● **Stated problem**
Which lines hold the word "ordinaire"? Copy each of them from the material.

Dataset rows:
--
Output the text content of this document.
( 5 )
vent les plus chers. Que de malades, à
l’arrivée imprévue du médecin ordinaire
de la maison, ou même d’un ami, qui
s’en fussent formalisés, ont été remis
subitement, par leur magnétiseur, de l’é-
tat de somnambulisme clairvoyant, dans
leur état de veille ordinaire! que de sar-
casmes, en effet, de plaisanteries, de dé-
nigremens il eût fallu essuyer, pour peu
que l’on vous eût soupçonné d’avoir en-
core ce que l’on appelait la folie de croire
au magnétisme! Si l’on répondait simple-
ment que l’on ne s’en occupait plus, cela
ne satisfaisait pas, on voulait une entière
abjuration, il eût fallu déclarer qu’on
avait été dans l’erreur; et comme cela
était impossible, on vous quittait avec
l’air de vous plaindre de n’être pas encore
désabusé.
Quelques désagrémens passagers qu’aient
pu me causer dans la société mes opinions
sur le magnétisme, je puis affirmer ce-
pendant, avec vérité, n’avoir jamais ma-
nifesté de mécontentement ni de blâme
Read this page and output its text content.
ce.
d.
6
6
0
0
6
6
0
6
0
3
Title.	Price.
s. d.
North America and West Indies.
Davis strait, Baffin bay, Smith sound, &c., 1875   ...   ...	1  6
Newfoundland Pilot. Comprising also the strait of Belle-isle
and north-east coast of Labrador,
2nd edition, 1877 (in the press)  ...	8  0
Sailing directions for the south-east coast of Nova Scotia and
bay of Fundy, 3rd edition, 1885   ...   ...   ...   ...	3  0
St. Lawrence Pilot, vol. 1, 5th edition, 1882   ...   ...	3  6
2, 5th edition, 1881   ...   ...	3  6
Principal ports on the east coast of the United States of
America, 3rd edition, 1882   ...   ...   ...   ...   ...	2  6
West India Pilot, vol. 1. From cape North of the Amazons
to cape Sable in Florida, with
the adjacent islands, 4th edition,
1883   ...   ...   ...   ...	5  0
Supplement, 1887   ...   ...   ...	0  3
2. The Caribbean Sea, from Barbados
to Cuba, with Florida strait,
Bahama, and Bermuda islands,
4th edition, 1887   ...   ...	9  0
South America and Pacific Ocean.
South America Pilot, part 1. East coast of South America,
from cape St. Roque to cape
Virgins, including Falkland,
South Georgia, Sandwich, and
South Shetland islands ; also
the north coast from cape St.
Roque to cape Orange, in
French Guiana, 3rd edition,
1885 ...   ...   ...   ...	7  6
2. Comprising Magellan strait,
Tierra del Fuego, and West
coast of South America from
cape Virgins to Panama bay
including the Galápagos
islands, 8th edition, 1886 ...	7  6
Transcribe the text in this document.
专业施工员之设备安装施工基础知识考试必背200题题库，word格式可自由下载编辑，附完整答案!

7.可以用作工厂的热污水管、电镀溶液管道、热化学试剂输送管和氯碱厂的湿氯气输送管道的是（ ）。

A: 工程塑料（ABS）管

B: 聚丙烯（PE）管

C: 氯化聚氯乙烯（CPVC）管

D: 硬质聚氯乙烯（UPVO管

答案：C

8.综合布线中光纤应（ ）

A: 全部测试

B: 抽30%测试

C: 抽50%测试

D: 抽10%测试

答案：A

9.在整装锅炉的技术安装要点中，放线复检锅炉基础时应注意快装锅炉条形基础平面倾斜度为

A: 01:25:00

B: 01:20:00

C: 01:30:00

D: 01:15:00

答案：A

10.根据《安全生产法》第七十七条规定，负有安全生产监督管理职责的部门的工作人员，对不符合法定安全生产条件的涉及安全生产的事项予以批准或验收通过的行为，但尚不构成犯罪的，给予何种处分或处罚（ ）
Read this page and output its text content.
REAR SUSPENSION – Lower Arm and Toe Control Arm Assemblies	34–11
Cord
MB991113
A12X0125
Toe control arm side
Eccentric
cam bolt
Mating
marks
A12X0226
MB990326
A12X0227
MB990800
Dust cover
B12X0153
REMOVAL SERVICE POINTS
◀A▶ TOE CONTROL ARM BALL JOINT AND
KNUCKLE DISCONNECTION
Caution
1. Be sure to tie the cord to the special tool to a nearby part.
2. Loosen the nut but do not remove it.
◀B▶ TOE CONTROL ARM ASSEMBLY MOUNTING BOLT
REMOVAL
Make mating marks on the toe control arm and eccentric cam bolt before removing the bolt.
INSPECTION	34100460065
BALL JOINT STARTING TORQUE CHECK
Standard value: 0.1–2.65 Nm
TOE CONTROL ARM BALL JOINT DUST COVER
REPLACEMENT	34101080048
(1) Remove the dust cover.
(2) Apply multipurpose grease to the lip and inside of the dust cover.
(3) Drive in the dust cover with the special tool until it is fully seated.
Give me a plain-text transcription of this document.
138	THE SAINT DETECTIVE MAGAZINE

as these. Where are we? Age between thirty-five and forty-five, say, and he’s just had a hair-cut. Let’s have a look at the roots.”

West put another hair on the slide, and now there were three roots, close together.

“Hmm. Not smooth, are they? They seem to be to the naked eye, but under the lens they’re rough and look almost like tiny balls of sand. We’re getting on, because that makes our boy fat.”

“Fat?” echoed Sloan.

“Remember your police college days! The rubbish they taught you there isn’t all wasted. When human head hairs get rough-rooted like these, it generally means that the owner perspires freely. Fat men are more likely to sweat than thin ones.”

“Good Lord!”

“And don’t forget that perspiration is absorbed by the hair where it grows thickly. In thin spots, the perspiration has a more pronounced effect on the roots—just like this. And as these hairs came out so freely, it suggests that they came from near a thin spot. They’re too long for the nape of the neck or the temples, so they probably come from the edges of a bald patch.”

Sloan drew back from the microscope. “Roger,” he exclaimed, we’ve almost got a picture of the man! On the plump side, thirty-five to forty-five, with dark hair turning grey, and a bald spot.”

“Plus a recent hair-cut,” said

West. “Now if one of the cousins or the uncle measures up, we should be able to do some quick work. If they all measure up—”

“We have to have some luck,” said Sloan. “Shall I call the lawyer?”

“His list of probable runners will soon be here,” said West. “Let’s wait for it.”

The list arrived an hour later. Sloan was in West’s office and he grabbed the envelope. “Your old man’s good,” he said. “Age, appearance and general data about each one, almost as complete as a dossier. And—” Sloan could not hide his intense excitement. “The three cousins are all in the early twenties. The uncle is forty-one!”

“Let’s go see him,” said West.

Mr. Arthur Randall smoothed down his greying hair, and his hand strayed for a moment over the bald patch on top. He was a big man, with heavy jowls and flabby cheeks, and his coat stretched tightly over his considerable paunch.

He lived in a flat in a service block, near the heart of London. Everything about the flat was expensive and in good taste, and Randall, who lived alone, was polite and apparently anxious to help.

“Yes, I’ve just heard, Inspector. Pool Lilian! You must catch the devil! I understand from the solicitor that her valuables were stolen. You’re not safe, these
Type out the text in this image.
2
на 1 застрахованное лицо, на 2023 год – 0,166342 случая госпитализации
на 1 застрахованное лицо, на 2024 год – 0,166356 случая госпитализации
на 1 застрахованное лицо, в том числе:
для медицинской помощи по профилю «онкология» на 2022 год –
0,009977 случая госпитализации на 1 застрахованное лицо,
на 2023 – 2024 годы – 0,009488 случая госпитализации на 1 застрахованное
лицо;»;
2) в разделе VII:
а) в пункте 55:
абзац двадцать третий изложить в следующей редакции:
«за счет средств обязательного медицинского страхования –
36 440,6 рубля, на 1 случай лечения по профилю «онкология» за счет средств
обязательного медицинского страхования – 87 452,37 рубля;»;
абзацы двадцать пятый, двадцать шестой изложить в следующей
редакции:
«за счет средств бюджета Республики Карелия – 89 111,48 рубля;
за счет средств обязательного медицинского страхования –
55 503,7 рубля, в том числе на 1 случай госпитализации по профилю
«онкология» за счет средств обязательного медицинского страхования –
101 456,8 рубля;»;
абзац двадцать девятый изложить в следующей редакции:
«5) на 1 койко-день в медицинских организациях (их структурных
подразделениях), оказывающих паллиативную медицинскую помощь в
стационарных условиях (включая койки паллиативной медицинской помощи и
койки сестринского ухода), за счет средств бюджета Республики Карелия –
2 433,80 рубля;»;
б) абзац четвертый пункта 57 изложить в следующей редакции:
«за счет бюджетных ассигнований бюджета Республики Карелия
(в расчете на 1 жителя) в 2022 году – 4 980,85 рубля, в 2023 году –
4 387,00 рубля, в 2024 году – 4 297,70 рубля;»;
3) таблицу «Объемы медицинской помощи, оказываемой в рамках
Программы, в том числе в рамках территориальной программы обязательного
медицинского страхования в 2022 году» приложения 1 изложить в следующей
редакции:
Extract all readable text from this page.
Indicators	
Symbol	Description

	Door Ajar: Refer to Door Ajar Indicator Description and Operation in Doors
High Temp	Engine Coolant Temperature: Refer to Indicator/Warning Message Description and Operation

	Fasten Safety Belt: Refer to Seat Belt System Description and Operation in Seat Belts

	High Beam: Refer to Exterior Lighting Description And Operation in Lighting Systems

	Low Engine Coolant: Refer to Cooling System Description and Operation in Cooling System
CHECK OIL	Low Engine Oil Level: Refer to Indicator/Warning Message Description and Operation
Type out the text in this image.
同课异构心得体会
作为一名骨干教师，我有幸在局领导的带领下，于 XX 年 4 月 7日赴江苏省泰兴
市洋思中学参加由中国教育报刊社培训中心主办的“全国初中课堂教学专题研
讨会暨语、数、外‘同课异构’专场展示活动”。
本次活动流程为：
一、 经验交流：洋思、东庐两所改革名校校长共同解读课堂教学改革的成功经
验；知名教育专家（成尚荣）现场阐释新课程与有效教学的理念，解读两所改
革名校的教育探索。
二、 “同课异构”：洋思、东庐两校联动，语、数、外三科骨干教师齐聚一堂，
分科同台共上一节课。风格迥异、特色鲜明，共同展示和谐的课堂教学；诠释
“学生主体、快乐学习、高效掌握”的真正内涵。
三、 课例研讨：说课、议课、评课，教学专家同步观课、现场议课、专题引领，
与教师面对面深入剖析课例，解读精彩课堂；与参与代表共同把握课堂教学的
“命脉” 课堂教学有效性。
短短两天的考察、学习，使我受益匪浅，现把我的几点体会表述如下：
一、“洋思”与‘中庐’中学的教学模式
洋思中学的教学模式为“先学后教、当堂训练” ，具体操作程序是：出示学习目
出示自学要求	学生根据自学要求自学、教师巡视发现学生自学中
--
● **Result for this task**
l’arrivée imprévue du médecin ordinaire
leur état de veille ordinaire! que de sar-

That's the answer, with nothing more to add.